[Start of Provided text]

James Williamson & Friends
The Bootleg Theater
January 16, 2015

The vainglorious dick measurement contest known as the Rock and Roll Hall of Fame ceremony — aired annually on HBO for all the Pavlov'd dimwits still paying for cable — offers up a revolving door of goofy guest stars, like Lorde doing Nirvana. It's kitschy shit, American Idol karaoke for people who think rock & roll is Hollywood.

So last year, when Raw Power-era Stooges guitarist James Williamson took bootlegged Stooges cuts and recorded them with guest vocalists (sans Iggy Pop), I couldn't help but think back to Henry Rollins' pedagogical teachings: “Kill your past…kill the fucker, as you go galumphing on.”

Going to see Williamson at the Bootleg on Friday, joined by everyone from Jello Biafra (Dead Kennedys), wearing a “Fuck the Tea Party” shirt, along with a leather-clad Alison Mosshart (The Kills/The Dead Weather), I felt like a bitter Guns N' Roses groupie seeing Myles Kennedy doing a prim and proper Axl Rose. Without the gimmicky, cock-grabbing Iggy, a few well-rehearsed versions of purposefully dilapidated Stooges recordings like “Scene of the Crime” and Metallic K.O.'s “Cock in My Pocket” were bound to be Time-Life covers by singers unwilling to blade themselves with egg shells.

[End of Provided text]
[Start of Stored data]

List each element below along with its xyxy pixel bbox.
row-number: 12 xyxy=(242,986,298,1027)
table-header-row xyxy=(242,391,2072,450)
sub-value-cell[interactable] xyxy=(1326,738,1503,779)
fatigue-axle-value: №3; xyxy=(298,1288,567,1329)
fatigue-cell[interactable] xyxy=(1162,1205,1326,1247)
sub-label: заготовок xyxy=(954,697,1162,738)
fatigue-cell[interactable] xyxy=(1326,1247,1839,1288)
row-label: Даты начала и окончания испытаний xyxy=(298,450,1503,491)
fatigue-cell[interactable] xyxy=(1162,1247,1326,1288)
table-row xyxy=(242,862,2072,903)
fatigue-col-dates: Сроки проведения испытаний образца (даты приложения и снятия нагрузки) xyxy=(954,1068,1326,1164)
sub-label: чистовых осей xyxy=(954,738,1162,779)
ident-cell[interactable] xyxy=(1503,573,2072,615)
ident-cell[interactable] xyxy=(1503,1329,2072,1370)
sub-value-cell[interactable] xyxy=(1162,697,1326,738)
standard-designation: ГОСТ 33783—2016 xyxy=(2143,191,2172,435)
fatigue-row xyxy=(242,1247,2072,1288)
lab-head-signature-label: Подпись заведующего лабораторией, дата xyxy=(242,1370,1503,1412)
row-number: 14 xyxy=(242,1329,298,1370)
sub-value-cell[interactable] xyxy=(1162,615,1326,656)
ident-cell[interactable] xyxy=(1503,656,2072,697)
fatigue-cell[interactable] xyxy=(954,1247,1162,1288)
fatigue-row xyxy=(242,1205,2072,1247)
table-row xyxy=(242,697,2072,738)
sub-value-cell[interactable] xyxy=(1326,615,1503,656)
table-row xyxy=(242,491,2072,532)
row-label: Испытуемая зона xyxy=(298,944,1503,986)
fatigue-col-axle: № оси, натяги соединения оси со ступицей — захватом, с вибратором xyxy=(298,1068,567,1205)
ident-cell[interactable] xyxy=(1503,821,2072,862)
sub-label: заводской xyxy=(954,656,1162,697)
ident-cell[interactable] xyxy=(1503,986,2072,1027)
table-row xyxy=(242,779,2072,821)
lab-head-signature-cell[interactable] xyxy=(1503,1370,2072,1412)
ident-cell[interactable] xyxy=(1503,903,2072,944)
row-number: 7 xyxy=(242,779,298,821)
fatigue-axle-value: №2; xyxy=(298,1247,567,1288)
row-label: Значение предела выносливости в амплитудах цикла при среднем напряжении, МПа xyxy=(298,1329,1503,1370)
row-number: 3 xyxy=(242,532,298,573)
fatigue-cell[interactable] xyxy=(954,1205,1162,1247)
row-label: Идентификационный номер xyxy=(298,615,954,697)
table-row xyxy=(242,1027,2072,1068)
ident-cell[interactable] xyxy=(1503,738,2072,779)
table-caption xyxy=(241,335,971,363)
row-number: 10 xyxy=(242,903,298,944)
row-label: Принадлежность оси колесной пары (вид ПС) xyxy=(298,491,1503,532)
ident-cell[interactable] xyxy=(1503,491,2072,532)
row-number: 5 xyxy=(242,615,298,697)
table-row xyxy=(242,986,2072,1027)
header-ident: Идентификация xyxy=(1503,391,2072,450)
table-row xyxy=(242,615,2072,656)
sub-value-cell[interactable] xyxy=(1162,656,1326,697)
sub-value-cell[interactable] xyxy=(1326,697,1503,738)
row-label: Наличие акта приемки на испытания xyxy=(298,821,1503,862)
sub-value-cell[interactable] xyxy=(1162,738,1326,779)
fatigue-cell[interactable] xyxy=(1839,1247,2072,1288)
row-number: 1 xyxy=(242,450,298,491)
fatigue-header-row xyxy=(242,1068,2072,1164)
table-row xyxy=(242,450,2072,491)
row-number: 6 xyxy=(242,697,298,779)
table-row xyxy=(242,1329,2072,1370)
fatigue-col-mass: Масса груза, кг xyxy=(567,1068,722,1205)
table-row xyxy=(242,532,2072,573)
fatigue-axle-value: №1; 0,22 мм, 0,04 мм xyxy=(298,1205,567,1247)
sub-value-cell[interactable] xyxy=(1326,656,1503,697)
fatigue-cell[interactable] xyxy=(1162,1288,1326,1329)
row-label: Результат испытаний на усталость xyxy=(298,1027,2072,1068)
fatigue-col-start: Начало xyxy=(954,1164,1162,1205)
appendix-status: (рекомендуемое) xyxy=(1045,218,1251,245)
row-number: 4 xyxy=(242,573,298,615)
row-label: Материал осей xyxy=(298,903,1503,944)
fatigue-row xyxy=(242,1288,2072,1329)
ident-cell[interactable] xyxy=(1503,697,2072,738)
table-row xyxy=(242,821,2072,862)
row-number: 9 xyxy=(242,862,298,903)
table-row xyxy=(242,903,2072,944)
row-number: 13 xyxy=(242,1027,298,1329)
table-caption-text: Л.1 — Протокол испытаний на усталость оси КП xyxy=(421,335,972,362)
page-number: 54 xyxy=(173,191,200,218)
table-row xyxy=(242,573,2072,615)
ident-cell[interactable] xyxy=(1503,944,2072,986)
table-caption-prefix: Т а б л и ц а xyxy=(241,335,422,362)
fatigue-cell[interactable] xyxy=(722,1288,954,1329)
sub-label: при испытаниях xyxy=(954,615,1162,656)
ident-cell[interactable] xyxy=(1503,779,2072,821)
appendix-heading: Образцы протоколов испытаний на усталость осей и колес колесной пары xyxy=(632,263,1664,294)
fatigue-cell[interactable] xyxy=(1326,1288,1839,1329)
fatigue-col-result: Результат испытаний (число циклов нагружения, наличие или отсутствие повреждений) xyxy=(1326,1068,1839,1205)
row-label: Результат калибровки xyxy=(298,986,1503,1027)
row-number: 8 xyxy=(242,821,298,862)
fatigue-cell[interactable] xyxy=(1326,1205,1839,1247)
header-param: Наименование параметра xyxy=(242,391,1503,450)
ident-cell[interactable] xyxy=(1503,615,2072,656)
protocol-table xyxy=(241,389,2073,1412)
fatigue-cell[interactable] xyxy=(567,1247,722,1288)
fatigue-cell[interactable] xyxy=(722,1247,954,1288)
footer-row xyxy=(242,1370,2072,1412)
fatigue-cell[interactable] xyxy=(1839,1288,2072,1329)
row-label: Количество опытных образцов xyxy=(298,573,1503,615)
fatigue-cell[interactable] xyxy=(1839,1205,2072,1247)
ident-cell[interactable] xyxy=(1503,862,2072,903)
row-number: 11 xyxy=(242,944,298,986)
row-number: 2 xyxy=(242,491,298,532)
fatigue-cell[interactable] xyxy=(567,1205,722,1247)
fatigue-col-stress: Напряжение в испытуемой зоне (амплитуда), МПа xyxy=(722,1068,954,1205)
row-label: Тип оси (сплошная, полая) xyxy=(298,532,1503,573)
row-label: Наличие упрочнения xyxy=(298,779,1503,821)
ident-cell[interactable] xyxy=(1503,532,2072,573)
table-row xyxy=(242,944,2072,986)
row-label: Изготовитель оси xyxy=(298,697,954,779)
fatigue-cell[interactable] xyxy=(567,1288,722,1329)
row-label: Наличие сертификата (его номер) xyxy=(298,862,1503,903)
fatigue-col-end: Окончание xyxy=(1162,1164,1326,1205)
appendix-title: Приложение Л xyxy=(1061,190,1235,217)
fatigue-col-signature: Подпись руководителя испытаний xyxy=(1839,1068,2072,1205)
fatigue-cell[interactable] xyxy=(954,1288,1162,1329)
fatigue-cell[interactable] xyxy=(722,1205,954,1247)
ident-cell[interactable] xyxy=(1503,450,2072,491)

[End of Stored data]

_What is required_: Can you retype the part of the concert review that begins at "James Williamson &" and stops after "roll is Hollywood.", word for word?

_Answer for the task_:
James Williamson & Friends
The Bootleg Theater
January 16, 2015

The vainglorious dick measurement contest known as the Rock and Roll Hall of Fame ceremony — aired annually on HBO for all the Pavlov'd dimwits still paying for cable — offers up a revolving door of goofy guest stars, like Lorde doing Nirvana. It's kitschy shit, American Idol karaoke for people who think rock & roll is Hollywood.